*** RECORDS TO PROCESS ***
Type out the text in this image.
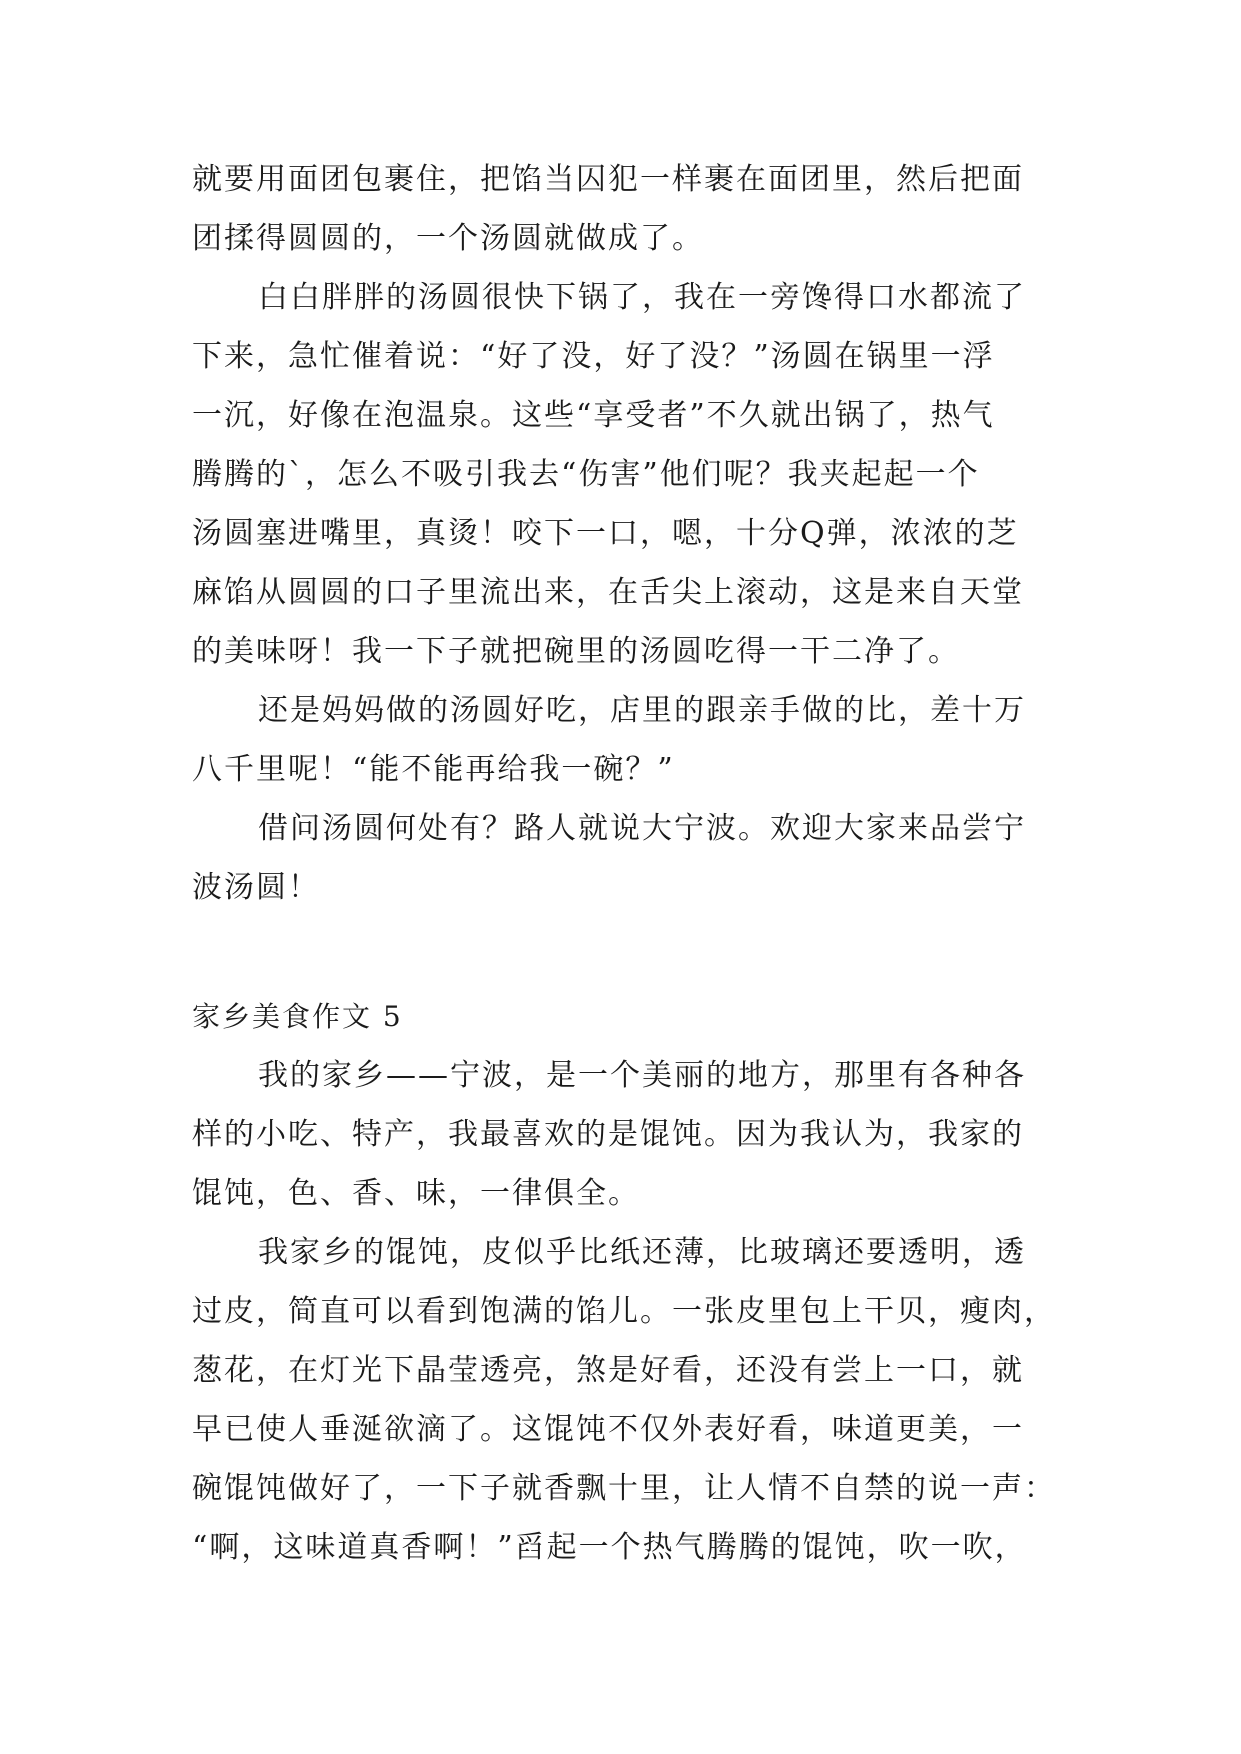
就要用面团包裹住，把馅当囚犯一样裹在面团里，然后把面
团揉得圆圆的，一个汤圆就做成了。
白白胖胖的汤圆很快下锅了，我在一旁馋得口水都流了
下来，急忙催着说：“好了没，好了没？”汤圆在锅里一浮
一沉，好像在泡温泉。这些“享受者”不久就出锅了，热气
腾腾的`，怎么不吸引我去“伤害”他们呢？我夹起起一个
汤圆塞进嘴里，真烫！咬下一口，嗯，十分Q弹，浓浓的芝
麻馅从圆圆的口子里流出来，在舌尖上滚动，这是来自天堂
的美味呀！我一下子就把碗里的汤圆吃得一干二净了。
还是妈妈做的汤圆好吃，店里的跟亲手做的比，差十万
八千里呢！“能不能再给我一碗？”
借问汤圆何处有？路人就说大宁波。欢迎大家来品尝宁
波汤圆！
家乡美食作文 5
我的家乡——宁波，是一个美丽的地方，那里有各种各
样的小吃、特产，我最喜欢的是馄饨。因为我认为，我家的
馄饨，色、香、味，一律俱全。
我家乡的馄饨，皮似乎比纸还薄，比玻璃还要透明，透
过皮，简直可以看到饱满的馅儿。一张皮里包上干贝，瘦肉，
葱花，在灯光下晶莹透亮，煞是好看，还没有尝上一口，就
早已使人垂涎欲滴了。这馄饨不仅外表好看，味道更美，一
碗馄饨做好了，一下子就香飘十里，让人情不自禁的说一声：
“啊，这味道真香啊！”舀起一个热气腾腾的馄饨，吹一吹，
***
• **PROBLEM**: Repeat the listing verbatim. Skip the pictures.

• **WRITTEN ANSWER**:
Type out the text in this image.
就要用面团包裹住，把馅当囚犯一样裹在面团里，然后把面
团揉得圆圆的，一个汤圆就做成了。
白白胖胖的汤圆很快下锅了，我在一旁馋得口水都流了
下来，急忙催着说：“好了没，好了没？”汤圆在锅里一浮
一沉，好像在泡温泉。这些“享受者”不久就出锅了，热气
腾腾的`，怎么不吸引我去“伤害”他们呢？我夹起起一个
汤圆塞进嘴里，真烫！咬下一口，嗯，十分Q弹，浓浓的芝
麻馅从圆圆的口子里流出来，在舌尖上滚动，这是来自天堂
的美味呀！我一下子就把碗里的汤圆吃得一干二净了。
还是妈妈做的汤圆好吃，店里的跟亲手做的比，差十万
八千里呢！“能不能再给我一碗？”
借问汤圆何处有？路人就说大宁波。欢迎大家来品尝宁
波汤圆！
家乡美食作文 5
我的家乡——宁波，是一个美丽的地方，那里有各种各
样的小吃、特产，我最喜欢的是馄饨。因为我认为，我家的
馄饨，色、香、味，一律俱全。
我家乡的馄饨，皮似乎比纸还薄，比玻璃还要透明，透
过皮，简直可以看到饱满的馅儿。一张皮里包上干贝，瘦肉，
葱花，在灯光下晶莹透亮，煞是好看，还没有尝上一口，就
早已使人垂涎欲滴了。这馄饨不仅外表好看，味道更美，一
碗馄饨做好了，一下子就香飘十里，让人情不自禁的说一声：
“啊，这味道真香啊！”舀起一个热气腾腾的馄饨，吹一吹，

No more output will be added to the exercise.